» **AIM OF THE TASK**:
Find out how many lines of the material contain the string "name" and give only that figure.

[Entries with figure data]
^^^^

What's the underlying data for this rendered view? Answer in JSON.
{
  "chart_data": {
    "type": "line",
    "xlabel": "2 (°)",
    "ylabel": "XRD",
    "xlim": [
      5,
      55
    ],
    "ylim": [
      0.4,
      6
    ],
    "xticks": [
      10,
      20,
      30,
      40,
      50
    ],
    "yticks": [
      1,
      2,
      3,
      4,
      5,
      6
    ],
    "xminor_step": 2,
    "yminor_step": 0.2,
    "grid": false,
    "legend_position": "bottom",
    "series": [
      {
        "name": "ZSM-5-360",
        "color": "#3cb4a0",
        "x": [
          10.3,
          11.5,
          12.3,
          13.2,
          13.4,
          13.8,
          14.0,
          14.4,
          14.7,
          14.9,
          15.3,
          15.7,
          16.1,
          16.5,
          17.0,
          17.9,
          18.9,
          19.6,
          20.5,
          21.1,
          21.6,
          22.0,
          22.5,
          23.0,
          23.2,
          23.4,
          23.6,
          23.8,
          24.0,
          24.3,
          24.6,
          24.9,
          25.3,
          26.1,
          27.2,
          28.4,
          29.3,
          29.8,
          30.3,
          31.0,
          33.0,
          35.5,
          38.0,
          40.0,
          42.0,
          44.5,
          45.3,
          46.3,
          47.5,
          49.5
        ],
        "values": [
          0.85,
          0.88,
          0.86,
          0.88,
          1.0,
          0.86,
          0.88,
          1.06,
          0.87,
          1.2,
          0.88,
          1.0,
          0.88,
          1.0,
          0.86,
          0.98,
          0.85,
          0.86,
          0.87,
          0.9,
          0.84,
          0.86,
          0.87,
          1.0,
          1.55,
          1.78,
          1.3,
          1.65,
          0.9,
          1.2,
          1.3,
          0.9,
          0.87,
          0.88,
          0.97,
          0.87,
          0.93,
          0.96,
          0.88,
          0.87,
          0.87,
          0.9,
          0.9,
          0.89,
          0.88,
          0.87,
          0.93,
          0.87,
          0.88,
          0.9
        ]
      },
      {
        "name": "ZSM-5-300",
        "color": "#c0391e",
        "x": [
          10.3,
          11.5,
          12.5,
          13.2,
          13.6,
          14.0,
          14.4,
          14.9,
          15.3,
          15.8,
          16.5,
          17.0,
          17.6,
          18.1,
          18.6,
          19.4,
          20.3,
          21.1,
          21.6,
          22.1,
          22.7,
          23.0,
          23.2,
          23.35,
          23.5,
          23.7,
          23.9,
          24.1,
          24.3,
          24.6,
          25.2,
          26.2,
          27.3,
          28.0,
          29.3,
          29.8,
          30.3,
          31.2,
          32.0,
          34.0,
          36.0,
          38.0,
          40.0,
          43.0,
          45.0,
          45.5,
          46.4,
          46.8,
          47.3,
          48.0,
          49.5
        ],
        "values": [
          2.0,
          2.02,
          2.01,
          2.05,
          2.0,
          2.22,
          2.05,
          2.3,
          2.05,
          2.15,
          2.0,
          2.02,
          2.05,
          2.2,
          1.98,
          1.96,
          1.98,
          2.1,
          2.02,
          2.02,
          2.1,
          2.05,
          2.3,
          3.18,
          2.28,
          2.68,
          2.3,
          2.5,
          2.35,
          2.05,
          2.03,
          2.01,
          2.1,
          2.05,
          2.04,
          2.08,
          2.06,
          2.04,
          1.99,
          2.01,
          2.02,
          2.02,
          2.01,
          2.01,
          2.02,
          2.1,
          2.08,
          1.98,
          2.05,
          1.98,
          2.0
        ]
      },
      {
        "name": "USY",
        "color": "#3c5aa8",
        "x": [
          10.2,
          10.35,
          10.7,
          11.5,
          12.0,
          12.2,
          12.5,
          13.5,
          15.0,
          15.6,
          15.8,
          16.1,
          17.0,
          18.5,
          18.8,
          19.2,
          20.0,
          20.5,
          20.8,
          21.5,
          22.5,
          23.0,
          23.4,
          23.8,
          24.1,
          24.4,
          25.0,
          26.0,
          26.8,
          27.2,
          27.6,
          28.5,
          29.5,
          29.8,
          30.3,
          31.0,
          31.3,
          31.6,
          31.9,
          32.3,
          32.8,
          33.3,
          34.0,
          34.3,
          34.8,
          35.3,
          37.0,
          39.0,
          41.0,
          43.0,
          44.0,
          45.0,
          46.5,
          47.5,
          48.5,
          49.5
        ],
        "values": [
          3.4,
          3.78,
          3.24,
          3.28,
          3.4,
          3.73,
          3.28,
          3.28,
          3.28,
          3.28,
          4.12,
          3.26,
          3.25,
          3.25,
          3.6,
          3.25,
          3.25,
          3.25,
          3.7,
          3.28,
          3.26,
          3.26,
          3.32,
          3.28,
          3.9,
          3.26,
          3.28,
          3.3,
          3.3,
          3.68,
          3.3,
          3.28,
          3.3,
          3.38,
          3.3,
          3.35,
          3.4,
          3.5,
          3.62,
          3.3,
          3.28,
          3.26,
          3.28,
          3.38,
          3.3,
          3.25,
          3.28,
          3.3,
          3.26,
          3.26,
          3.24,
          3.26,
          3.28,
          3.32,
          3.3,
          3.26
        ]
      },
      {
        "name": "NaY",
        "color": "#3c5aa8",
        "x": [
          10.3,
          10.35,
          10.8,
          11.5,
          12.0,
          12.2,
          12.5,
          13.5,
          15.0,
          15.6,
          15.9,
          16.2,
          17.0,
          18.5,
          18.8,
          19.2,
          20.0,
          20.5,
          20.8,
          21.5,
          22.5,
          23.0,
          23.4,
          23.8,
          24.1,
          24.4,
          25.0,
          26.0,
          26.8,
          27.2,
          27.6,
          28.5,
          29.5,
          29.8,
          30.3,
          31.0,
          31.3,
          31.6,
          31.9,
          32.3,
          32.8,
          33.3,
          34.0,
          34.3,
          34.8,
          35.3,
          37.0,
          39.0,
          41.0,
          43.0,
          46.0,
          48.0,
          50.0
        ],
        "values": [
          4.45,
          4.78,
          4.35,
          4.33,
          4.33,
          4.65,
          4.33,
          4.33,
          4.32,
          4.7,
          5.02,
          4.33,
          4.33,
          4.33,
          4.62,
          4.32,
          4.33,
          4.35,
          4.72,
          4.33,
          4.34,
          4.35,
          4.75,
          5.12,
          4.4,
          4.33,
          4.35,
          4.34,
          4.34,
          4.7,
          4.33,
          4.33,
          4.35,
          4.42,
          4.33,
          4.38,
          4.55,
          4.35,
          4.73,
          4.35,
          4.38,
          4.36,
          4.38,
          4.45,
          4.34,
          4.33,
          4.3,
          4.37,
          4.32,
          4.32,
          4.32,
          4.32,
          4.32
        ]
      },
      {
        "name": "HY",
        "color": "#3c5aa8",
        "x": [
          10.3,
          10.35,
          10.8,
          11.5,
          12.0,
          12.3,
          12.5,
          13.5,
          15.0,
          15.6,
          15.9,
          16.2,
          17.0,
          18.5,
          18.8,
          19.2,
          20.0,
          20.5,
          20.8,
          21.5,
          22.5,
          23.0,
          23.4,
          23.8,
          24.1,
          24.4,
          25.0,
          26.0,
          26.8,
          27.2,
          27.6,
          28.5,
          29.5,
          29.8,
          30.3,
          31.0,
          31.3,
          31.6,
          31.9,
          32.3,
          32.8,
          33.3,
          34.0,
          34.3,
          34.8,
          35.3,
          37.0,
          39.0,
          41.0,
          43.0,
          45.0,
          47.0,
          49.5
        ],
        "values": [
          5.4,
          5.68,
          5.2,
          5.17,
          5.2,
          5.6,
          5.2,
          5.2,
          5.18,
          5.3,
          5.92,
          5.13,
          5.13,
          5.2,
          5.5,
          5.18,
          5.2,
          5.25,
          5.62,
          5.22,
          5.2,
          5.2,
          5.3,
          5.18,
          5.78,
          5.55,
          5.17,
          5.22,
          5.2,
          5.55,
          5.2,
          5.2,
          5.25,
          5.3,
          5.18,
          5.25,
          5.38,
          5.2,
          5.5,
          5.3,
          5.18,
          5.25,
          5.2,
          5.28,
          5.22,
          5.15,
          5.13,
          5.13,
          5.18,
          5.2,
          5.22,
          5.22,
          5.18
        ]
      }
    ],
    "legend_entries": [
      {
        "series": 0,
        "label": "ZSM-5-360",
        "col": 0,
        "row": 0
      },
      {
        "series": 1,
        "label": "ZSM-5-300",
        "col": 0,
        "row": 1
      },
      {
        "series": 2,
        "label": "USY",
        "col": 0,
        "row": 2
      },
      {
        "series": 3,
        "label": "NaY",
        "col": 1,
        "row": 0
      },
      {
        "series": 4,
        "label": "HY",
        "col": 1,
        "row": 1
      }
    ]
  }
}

^^^^

» **TASK SOLUTION**:
5